=== Material provided ===

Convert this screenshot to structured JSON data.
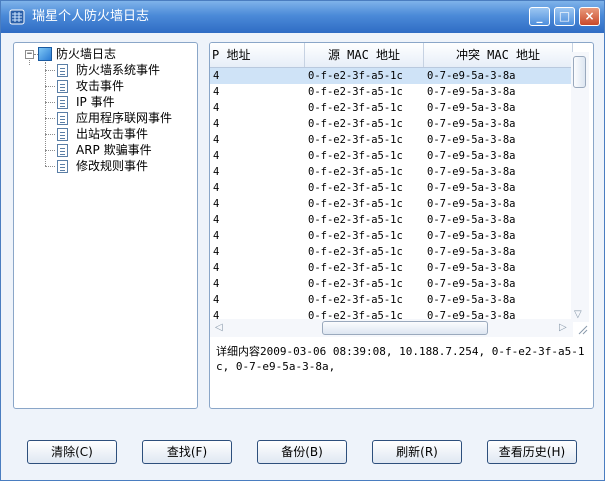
{
  "window": {
    "title": "瑞星个人防火墙日志"
  },
  "tree": {
    "root": {
      "label": "防火墙日志",
      "toggle": "−"
    },
    "items": [
      {
        "label": "防火墙系统事件"
      },
      {
        "label": "攻击事件"
      },
      {
        "label": "IP 事件"
      },
      {
        "label": "应用程序联网事件"
      },
      {
        "label": "出站攻击事件"
      },
      {
        "label": "ARP 欺骗事件"
      },
      {
        "label": "修改规则事件"
      }
    ]
  },
  "table": {
    "columns": [
      "P 地址",
      "源 MAC 地址",
      "冲突 MAC 地址"
    ],
    "rows": [
      [
        "4",
        "0-f-e2-3f-a5-1c",
        "0-7-e9-5a-3-8a"
      ],
      [
        "4",
        "0-f-e2-3f-a5-1c",
        "0-7-e9-5a-3-8a"
      ],
      [
        "4",
        "0-f-e2-3f-a5-1c",
        "0-7-e9-5a-3-8a"
      ],
      [
        "4",
        "0-f-e2-3f-a5-1c",
        "0-7-e9-5a-3-8a"
      ],
      [
        "4",
        "0-f-e2-3f-a5-1c",
        "0-7-e9-5a-3-8a"
      ],
      [
        "4",
        "0-f-e2-3f-a5-1c",
        "0-7-e9-5a-3-8a"
      ],
      [
        "4",
        "0-f-e2-3f-a5-1c",
        "0-7-e9-5a-3-8a"
      ],
      [
        "4",
        "0-f-e2-3f-a5-1c",
        "0-7-e9-5a-3-8a"
      ],
      [
        "4",
        "0-f-e2-3f-a5-1c",
        "0-7-e9-5a-3-8a"
      ],
      [
        "4",
        "0-f-e2-3f-a5-1c",
        "0-7-e9-5a-3-8a"
      ],
      [
        "4",
        "0-f-e2-3f-a5-1c",
        "0-7-e9-5a-3-8a"
      ],
      [
        "4",
        "0-f-e2-3f-a5-1c",
        "0-7-e9-5a-3-8a"
      ],
      [
        "4",
        "0-f-e2-3f-a5-1c",
        "0-7-e9-5a-3-8a"
      ],
      [
        "4",
        "0-f-e2-3f-a5-1c",
        "0-7-e9-5a-3-8a"
      ],
      [
        "4",
        "0-f-e2-3f-a5-1c",
        "0-7-e9-5a-3-8a"
      ],
      [
        "4",
        "0-f-e2-3f-a5-1c",
        "0-7-e9-5a-3-8a"
      ]
    ]
  },
  "detail": {
    "text": "详细内容2009-03-06 08:39:08, 10.188.7.254, 0-f-e2-3f-a5-1c, 0-7-e9-5a-3-8a,"
  },
  "buttons": {
    "clear": "清除(C)",
    "find": "查找(F)",
    "backup": "备份(B)",
    "refresh": "刷新(R)",
    "history": "查看历史(H)"
  },
  "window_buttons": {
    "minimize": "_",
    "maximize": "□",
    "close": "×"
  }
}
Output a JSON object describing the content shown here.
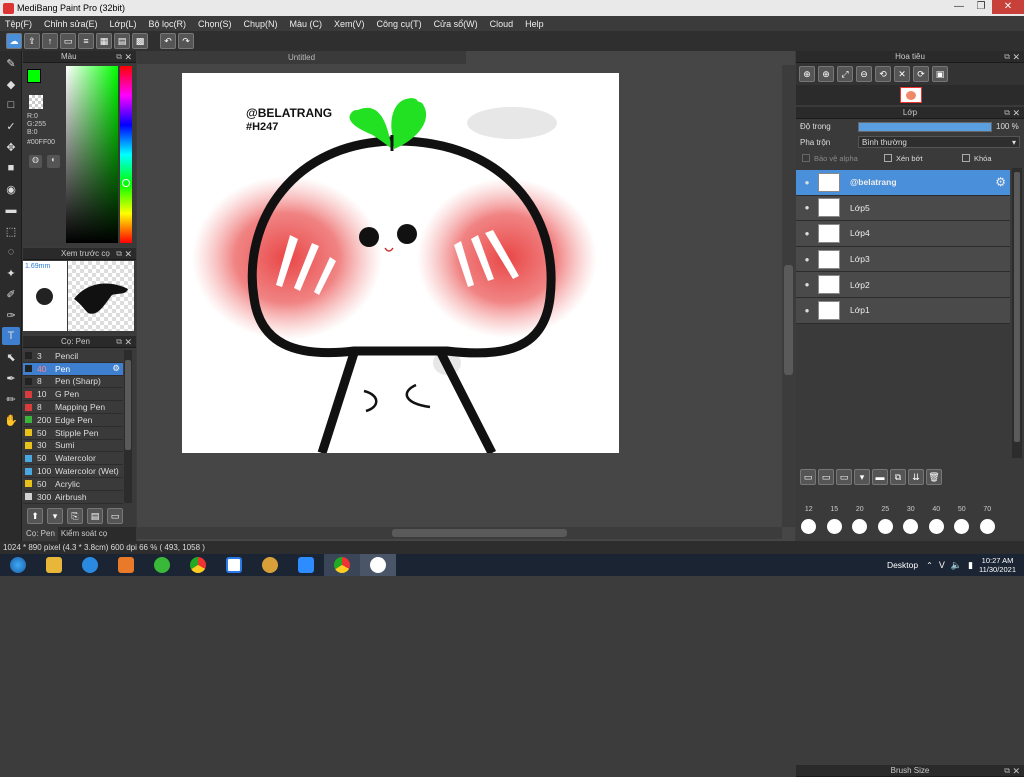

===

> **Instructions to follow**: Extract all the data above exactly, excluding every picture.

> **Task answer**:
Convert this screenshot to structured JSON data.
{
  "window": {
    "title": "瑞星个人防火墙日志"
  },
  "tree": {
    "root": {
      "label": "防火墙日志",
      "toggle": "−"
    },
    "items": [
      {
        "label": "防火墙系统事件"
      },
      {
        "label": "攻击事件"
      },
      {
        "label": "IP 事件"
      },
      {
        "label": "应用程序联网事件"
      },
      {
        "label": "出站攻击事件"
      },
      {
        "label": "ARP 欺骗事件"
      },
      {
        "label": "修改规则事件"
      }
    ]
  },
  "table": {
    "columns": [
      "P 地址",
      "源 MAC 地址",
      "冲突 MAC 地址"
    ],
    "rows": [
      [
        "4",
        "0-f-e2-3f-a5-1c",
        "0-7-e9-5a-3-8a"
      ],
      [
        "4",
        "0-f-e2-3f-a5-1c",
        "0-7-e9-5a-3-8a"
      ],
      [
        "4",
        "0-f-e2-3f-a5-1c",
        "0-7-e9-5a-3-8a"
      ],
      [
        "4",
        "0-f-e2-3f-a5-1c",
        "0-7-e9-5a-3-8a"
      ],
      [
        "4",
        "0-f-e2-3f-a5-1c",
        "0-7-e9-5a-3-8a"
      ],
      [
        "4",
        "0-f-e2-3f-a5-1c",
        "0-7-e9-5a-3-8a"
      ],
      [
        "4",
        "0-f-e2-3f-a5-1c",
        "0-7-e9-5a-3-8a"
      ],
      [
        "4",
        "0-f-e2-3f-a5-1c",
        "0-7-e9-5a-3-8a"
      ],
      [
        "4",
        "0-f-e2-3f-a5-1c",
        "0-7-e9-5a-3-8a"
      ],
      [
        "4",
        "0-f-e2-3f-a5-1c",
        "0-7-e9-5a-3-8a"
      ],
      [
        "4",
        "0-f-e2-3f-a5-1c",
        "0-7-e9-5a-3-8a"
      ],
      [
        "4",
        "0-f-e2-3f-a5-1c",
        "0-7-e9-5a-3-8a"
      ],
      [
        "4",
        "0-f-e2-3f-a5-1c",
        "0-7-e9-5a-3-8a"
      ],
      [
        "4",
        "0-f-e2-3f-a5-1c",
        "0-7-e9-5a-3-8a"
      ],
      [
        "4",
        "0-f-e2-3f-a5-1c",
        "0-7-e9-5a-3-8a"
      ],
      [
        "4",
        "0-f-e2-3f-a5-1c",
        "0-7-e9-5a-3-8a"
      ]
    ]
  },
  "detail": {
    "text": "详细内容2009-03-06 08:39:08, 10.188.7.254, 0-f-e2-3f-a5-1c, 0-7-e9-5a-3-8a,"
  },
  "buttons": {
    "clear": "清除(C)",
    "find": "查找(F)",
    "backup": "备份(B)",
    "refresh": "刷新(R)",
    "history": "查看历史(H)"
  },
  "window_buttons": {
    "minimize": "_",
    "maximize": "□",
    "close": "×"
  }
}
Output a JSON object describing the content shown here.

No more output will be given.